Pioggia come criptonite: il ciclista pericoloso si trasforma in ciclista timoroso.
Si poteva fare. Cazzarola.
E invece.
Invece no.
Dopo 40 km dalla partenza, il ciclista pericoloso per due gocce si trasforma in ciclista timoroso.
Essì, signore e signori miei: ho desistito.
Beh, devo dire che la scelta non è del tutto infondata: sabato, sul Garda, giornata splendida, 24°. Nulla lascia presagire che il giorno dopo il meteo si trasformerà in una strega cattiva, foriera di insidie.
E invece è così: a sera, breve check del meteo, e leggo titoli in grado di stendere un toro. “Allerta meteo a partire da domenica”, “Il maltempo accelera: domenica piogge intense su tutto il centrord”.
Consulto telefonico con Mario: decidiamo di provarci comunque.
Salvo diluvio già al risveglio: notare, Mario verrà da Milano, e si alzerà alle 4 del mattino.

RECORD FORNITI:
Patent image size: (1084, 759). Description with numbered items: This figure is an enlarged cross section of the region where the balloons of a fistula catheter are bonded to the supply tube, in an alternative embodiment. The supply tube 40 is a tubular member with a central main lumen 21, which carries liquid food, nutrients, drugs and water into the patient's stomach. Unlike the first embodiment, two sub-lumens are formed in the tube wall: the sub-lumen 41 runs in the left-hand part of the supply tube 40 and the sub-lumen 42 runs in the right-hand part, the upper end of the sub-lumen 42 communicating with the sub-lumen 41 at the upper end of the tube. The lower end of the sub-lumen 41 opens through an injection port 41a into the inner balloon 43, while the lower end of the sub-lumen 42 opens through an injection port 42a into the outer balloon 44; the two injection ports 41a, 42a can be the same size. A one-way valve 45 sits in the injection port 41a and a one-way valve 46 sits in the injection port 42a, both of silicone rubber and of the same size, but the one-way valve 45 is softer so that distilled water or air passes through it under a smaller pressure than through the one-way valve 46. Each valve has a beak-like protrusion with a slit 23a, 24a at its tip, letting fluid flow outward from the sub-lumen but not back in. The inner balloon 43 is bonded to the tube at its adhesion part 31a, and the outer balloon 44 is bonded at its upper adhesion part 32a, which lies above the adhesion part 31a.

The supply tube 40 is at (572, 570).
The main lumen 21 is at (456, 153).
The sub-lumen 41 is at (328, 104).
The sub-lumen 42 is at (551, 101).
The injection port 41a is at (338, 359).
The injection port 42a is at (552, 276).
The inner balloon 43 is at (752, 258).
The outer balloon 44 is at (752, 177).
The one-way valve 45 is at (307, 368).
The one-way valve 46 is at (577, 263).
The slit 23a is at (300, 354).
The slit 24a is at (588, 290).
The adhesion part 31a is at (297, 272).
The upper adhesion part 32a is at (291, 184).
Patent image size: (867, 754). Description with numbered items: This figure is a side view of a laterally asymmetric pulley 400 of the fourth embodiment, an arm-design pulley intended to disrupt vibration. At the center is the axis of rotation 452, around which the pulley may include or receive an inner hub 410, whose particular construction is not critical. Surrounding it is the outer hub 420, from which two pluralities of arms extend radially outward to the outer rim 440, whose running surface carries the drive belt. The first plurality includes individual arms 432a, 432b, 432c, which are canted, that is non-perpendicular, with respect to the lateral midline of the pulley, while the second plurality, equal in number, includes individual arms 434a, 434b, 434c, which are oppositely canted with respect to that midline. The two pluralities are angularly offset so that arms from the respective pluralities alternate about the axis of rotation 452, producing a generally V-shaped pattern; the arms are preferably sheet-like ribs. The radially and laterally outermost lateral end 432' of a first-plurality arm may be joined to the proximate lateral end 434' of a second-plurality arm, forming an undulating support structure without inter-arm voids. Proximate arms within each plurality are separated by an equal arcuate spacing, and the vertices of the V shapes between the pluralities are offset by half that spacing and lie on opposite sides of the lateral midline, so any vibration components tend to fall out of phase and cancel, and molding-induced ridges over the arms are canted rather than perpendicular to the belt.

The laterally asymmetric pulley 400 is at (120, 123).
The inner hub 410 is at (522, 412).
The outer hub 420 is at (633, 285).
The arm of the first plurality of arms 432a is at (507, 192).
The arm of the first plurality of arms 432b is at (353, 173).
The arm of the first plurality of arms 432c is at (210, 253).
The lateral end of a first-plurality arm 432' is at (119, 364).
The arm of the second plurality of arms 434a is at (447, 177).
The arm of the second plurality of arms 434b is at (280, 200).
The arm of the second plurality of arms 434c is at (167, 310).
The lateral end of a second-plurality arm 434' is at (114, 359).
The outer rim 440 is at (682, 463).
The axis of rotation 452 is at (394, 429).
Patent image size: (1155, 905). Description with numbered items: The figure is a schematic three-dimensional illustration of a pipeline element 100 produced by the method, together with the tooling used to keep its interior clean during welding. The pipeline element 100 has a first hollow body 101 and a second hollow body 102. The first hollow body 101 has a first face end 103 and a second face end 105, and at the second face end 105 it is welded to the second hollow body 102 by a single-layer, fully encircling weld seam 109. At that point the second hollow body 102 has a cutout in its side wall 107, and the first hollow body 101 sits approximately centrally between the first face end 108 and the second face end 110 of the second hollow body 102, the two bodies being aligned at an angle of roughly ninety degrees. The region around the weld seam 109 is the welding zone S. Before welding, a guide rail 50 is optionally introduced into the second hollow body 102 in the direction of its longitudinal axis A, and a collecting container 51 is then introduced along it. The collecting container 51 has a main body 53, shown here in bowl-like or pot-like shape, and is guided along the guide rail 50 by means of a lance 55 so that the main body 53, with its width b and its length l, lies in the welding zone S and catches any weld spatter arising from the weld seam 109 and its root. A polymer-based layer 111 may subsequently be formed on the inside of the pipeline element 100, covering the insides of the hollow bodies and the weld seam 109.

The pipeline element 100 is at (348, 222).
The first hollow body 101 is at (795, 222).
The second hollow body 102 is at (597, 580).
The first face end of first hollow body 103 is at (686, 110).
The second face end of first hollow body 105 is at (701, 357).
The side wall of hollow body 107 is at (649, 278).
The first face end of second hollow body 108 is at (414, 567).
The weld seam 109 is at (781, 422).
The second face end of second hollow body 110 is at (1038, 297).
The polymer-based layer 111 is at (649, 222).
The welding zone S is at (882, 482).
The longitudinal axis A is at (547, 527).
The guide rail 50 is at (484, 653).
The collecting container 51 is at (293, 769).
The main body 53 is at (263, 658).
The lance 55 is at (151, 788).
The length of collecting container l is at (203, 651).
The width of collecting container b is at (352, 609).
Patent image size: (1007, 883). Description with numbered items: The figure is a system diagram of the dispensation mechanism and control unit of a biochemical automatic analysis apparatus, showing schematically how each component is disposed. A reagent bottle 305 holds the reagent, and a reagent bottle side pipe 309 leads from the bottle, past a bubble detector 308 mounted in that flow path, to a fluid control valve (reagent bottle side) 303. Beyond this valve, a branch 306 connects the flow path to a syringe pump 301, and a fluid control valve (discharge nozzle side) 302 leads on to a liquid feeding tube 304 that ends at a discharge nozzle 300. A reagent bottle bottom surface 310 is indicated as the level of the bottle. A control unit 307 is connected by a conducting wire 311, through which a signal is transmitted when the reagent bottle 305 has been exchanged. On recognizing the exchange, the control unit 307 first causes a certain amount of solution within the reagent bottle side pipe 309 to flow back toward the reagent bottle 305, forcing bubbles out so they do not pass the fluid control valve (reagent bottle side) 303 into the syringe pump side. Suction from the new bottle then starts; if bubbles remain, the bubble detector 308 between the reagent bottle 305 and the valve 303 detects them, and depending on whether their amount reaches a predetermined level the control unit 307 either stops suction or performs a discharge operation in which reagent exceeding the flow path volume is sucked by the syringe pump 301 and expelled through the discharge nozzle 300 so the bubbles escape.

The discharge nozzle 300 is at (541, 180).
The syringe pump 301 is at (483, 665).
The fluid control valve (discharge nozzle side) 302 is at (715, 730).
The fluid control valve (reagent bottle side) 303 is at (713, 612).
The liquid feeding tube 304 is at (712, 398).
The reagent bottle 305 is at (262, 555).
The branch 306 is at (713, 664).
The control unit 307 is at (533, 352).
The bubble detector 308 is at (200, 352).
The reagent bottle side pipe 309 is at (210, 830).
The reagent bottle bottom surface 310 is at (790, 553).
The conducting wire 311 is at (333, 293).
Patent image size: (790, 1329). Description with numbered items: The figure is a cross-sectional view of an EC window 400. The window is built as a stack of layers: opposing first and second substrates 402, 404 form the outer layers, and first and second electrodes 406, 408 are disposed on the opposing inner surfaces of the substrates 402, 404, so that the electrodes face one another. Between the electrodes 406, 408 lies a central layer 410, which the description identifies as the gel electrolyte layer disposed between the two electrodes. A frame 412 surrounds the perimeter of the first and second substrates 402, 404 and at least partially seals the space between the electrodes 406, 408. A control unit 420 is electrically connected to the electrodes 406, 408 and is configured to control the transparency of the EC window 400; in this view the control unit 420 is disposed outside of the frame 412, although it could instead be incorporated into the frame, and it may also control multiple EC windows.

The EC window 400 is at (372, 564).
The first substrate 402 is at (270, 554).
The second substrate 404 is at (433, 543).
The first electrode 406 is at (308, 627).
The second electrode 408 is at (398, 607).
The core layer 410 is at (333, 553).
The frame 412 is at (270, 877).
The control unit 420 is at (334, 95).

CONSEGNA: Nel brano sul ciclista e la pioggia, a che ora si alzerà Mario? I record provengono da un'altra fonte.

RISPOSTA CORRETTA: Alle 4 del mattino.